Can you write out all of the material below, word for word?

[Data items]
────────────────

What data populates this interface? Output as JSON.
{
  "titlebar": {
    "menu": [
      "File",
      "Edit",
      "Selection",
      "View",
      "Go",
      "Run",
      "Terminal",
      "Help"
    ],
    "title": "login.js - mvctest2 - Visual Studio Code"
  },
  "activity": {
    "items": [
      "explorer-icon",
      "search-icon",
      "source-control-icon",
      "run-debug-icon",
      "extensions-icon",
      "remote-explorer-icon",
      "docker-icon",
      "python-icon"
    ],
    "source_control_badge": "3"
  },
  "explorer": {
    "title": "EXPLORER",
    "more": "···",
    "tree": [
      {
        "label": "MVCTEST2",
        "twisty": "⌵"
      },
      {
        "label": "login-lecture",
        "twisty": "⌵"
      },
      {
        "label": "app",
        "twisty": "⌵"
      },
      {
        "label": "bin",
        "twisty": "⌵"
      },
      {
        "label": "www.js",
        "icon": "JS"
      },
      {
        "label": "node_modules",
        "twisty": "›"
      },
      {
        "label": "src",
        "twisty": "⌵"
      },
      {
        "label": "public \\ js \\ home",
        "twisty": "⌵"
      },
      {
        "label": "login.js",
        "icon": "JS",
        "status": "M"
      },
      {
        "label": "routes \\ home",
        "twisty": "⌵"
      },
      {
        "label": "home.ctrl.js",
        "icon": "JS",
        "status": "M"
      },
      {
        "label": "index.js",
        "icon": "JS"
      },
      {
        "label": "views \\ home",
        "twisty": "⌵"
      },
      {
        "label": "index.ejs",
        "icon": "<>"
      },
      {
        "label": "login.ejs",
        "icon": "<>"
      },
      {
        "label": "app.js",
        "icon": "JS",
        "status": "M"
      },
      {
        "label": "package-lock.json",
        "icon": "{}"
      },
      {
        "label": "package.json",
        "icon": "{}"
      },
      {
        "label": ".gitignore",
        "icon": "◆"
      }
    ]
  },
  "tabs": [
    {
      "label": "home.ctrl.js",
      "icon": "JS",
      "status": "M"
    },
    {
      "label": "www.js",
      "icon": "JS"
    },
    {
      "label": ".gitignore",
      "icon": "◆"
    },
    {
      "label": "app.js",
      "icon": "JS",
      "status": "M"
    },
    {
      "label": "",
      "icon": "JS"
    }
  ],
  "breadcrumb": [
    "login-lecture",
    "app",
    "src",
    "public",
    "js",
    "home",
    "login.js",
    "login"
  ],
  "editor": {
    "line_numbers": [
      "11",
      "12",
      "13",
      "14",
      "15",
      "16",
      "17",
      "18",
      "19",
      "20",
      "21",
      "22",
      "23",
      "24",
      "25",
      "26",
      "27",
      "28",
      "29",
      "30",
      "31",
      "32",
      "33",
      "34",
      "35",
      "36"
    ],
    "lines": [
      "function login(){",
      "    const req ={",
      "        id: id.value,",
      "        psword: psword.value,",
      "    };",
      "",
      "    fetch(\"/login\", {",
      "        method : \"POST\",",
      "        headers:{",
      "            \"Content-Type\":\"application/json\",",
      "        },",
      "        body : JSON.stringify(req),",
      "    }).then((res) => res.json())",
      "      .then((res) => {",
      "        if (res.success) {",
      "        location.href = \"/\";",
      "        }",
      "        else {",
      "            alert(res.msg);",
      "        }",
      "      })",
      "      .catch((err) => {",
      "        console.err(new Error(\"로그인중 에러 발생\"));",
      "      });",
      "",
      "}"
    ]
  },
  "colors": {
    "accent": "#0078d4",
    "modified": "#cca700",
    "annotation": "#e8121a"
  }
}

────────────────

**Correct result**.
What data populates this interface? Output as JSON.
{
  "titlebar": {
    "menu": [
      "File",
      "Edit",
      "Selection",
      "View",
      "Go",
      "Run",
      "Terminal",
      "Help"
    ],
    "title": "login.js - mvctest2 - Visual Studio Code"
  },
  "activity": {
    "items": [
      "explorer-icon",
      "search-icon",
      "source-control-icon",
      "run-debug-icon",
      "extensions-icon",
      "remote-explorer-icon",
      "docker-icon",
      "python-icon"
    ],
    "source_control_badge": "3"
  },
  "explorer": {
    "title": "EXPLORER",
    "more": "···",
    "tree": [
      {
        "label": "MVCTEST2",
        "twisty": "⌵"
      },
      {
        "label": "login-lecture",
        "twisty": "⌵"
      },
      {
        "label": "app",
        "twisty": "⌵"
      },
      {
        "label": "bin",
        "twisty": "⌵"
      },
      {
        "label": "www.js",
        "icon": "JS"
      },
      {
        "label": "node_modules",
        "twisty": "›"
      },
      {
        "label": "src",
        "twisty": "⌵"
      },
      {
        "label": "public \\ js \\ home",
        "twisty": "⌵"
      },
      {
        "label": "login.js",
        "icon": "JS",
        "status": "M"
      },
      {
        "label": "routes \\ home",
        "twisty": "⌵"
      },
      {
        "label": "home.ctrl.js",
        "icon": "JS",
        "status": "M"
      },
      {
        "label": "index.js",
        "icon": "JS"
      },
      {
        "label": "views \\ home",
        "twisty": "⌵"
      },
      {
        "label": "index.ejs",
        "icon": "<>"
      },
      {
        "label": "login.ejs",
        "icon": "<>"
      },
      {
        "label": "app.js",
        "icon": "JS",
        "status": "M"
      },
      {
        "label": "package-lock.json",
        "icon": "{}"
      },
      {
        "label": "package.json",
        "icon": "{}"
      },
      {
        "label": ".gitignore",
        "icon": "◆"
      }
    ]
  },
  "tabs": [
    {
      "label": "home.ctrl.js",
      "icon": "JS",
      "status": "M"
    },
    {
      "label": "www.js",
      "icon": "JS"
    },
    {
      "label": ".gitignore",
      "icon": "◆"
    },
    {
      "label": "app.js",
      "icon": "JS",
      "status": "M"
    },
    {
      "label": "",
      "icon": "JS"
    }
  ],
  "breadcrumb": [
    "login-lecture",
    "app",
    "src",
    "public",
    "js",
    "home",
    "login.js",
    "login"
  ],
  "editor": {
    "line_numbers": [
      "11",
      "12",
      "13",
      "14",
      "15",
      "16",
      "17",
      "18",
      "19",
      "20",
      "21",
      "22",
      "23",
      "24",
      "25",
      "26",
      "27",
      "28",
      "29",
      "30",
      "31",
      "32",
      "33",
      "34",
      "35",
      "36"
    ],
    "lines": [
      "function login(){",
      "    const req ={",
      "        id: id.value,",
      "        psword: psword.value,",
      "    };",
      "",
      "    fetch(\"/login\", {",
      "        method : \"POST\",",
      "        headers:{",
      "            \"Content-Type\":\"application/json\",",
      "        },",
      "        body : JSON.stringify(req),",
      "    }).then((res) => res.json())",
      "      .then((res) => {",
      "        if (res.success) {",
      "        location.href = \"/\";",
      "        }",
      "        else {",
      "            alert(res.msg);",
      "        }",
      "      })",
      "      .catch((err) => {",
      "        console.err(new Error(\"로그인중 에러 발생\"));",
      "      });",
      "",
      "}"
    ]
  },
  "colors": {
    "accent": "#0078d4",
    "modified": "#cca700",
    "annotation": "#e8121a"
  }
}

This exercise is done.